Raw data start
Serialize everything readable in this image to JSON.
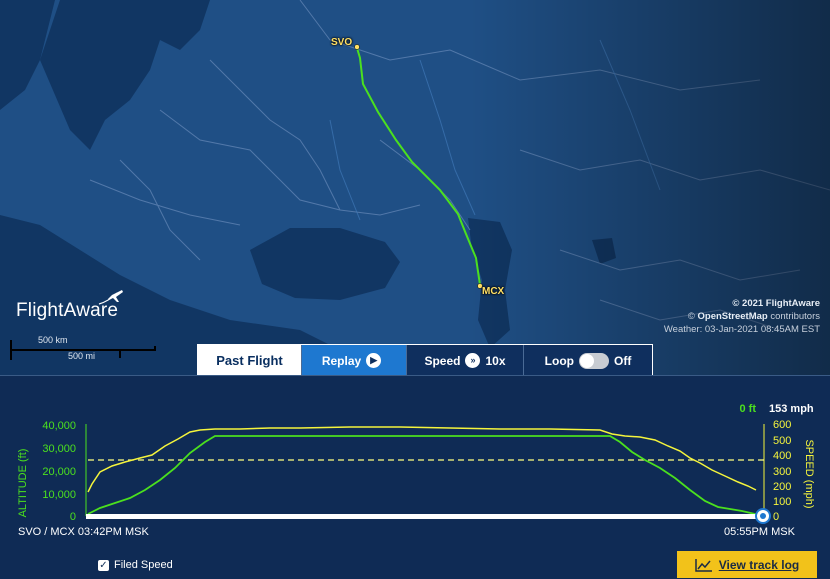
{
  "map": {
    "origin_code": "SVO",
    "destination_code": "MCX",
    "logo_text": "FlightAware",
    "scale_km": "500 km",
    "scale_mi": "500 mi",
    "credits": {
      "copyright": "© 2021 FlightAware",
      "osm_prefix": "©",
      "osm": "OpenStreetMap",
      "osm_suffix": "contributors",
      "weather": "Weather: 03-Jan-2021 08:45AM EST"
    },
    "colors": {
      "track": "#4be01e",
      "label": "#ffe066",
      "land": "#1f4f85",
      "water": "#113663"
    }
  },
  "controls": {
    "past_flight": "Past Flight",
    "replay": "Replay",
    "speed": "Speed",
    "speed_value": "10x",
    "loop": "Loop",
    "loop_state": "Off"
  },
  "chart": {
    "current_altitude": "0 ft",
    "current_speed": "153 mph",
    "left_axis_label": "ALTITUDE (ft)",
    "right_axis_label": "SPEED (mph)",
    "altitude_ticks": [
      "40,000",
      "30,000",
      "20,000",
      "10,000",
      "0"
    ],
    "speed_ticks": [
      "600",
      "500",
      "400",
      "300",
      "200",
      "100",
      "0"
    ],
    "start_label": "SVO / MCX 03:42PM MSK",
    "end_label": "05:55PM MSK",
    "filed_speed_label": "Filed Speed",
    "filed_speed_checked": true,
    "track_log_label": "View track log",
    "filed_speed_mph": 360,
    "progress": 1.0,
    "colors": {
      "altitude": "#4be01e",
      "speed": "#f5f53c",
      "filed": "#ffff80"
    }
  }
}
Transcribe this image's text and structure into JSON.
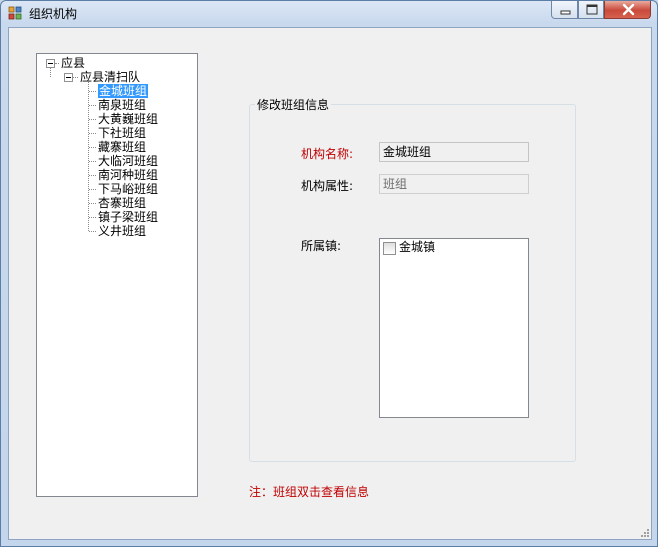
{
  "window": {
    "title": "组织机构"
  },
  "tree": {
    "root": "应县",
    "team": "应县清扫队",
    "items": [
      "金城班组",
      "南泉班组",
      "大黄巍班组",
      "下社班组",
      "藏寨班组",
      "大临河班组",
      "南河种班组",
      "下马峪班组",
      "杏寨班组",
      "镇子梁班组",
      "义井班组"
    ],
    "selected_index": 0
  },
  "form": {
    "legend": "修改班组信息",
    "name_label": "机构名称:",
    "name_value": "金城班组",
    "type_label": "机构属性:",
    "type_value": "班组",
    "town_label": "所属镇:",
    "towns": [
      {
        "label": "金城镇",
        "checked": false
      }
    ]
  },
  "note": "注：班组双击查看信息",
  "icons": {
    "app": "org-icon",
    "minimize": "minimize-icon",
    "maximize": "maximize-icon",
    "close": "close-icon"
  }
}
Raw data end
▸ **Task objective**
Copy the listing in full and without alteration, omitting every picture.

▸ **Full answer**
Serialize everything readable in this image to JSON.
{
  "map": {
    "origin_code": "SVO",
    "destination_code": "MCX",
    "logo_text": "FlightAware",
    "scale_km": "500 km",
    "scale_mi": "500 mi",
    "credits": {
      "copyright": "© 2021 FlightAware",
      "osm_prefix": "©",
      "osm": "OpenStreetMap",
      "osm_suffix": "contributors",
      "weather": "Weather: 03-Jan-2021 08:45AM EST"
    },
    "colors": {
      "track": "#4be01e",
      "label": "#ffe066",
      "land": "#1f4f85",
      "water": "#113663"
    }
  },
  "controls": {
    "past_flight": "Past Flight",
    "replay": "Replay",
    "speed": "Speed",
    "speed_value": "10x",
    "loop": "Loop",
    "loop_state": "Off"
  },
  "chart": {
    "current_altitude": "0 ft",
    "current_speed": "153 mph",
    "left_axis_label": "ALTITUDE (ft)",
    "right_axis_label": "SPEED (mph)",
    "altitude_ticks": [
      "40,000",
      "30,000",
      "20,000",
      "10,000",
      "0"
    ],
    "speed_ticks": [
      "600",
      "500",
      "400",
      "300",
      "200",
      "100",
      "0"
    ],
    "start_label": "SVO / MCX 03:42PM MSK",
    "end_label": "05:55PM MSK",
    "filed_speed_label": "Filed Speed",
    "filed_speed_checked": true,
    "track_log_label": "View track log",
    "filed_speed_mph": 360,
    "progress": 1.0,
    "colors": {
      "altitude": "#4be01e",
      "speed": "#f5f53c",
      "filed": "#ffff80"
    }
  }
}
Transcribe this image's text and structure into JSON.
{
  "window": {
    "title": "组织机构"
  },
  "tree": {
    "root": "应县",
    "team": "应县清扫队",
    "items": [
      "金城班组",
      "南泉班组",
      "大黄巍班组",
      "下社班组",
      "藏寨班组",
      "大临河班组",
      "南河种班组",
      "下马峪班组",
      "杏寨班组",
      "镇子梁班组",
      "义井班组"
    ],
    "selected_index": 0
  },
  "form": {
    "legend": "修改班组信息",
    "name_label": "机构名称:",
    "name_value": "金城班组",
    "type_label": "机构属性:",
    "type_value": "班组",
    "town_label": "所属镇:",
    "towns": [
      {
        "label": "金城镇",
        "checked": false
      }
    ]
  },
  "note": "注：班组双击查看信息",
  "icons": {
    "app": "org-icon",
    "minimize": "minimize-icon",
    "maximize": "maximize-icon",
    "close": "close-icon"
  }
}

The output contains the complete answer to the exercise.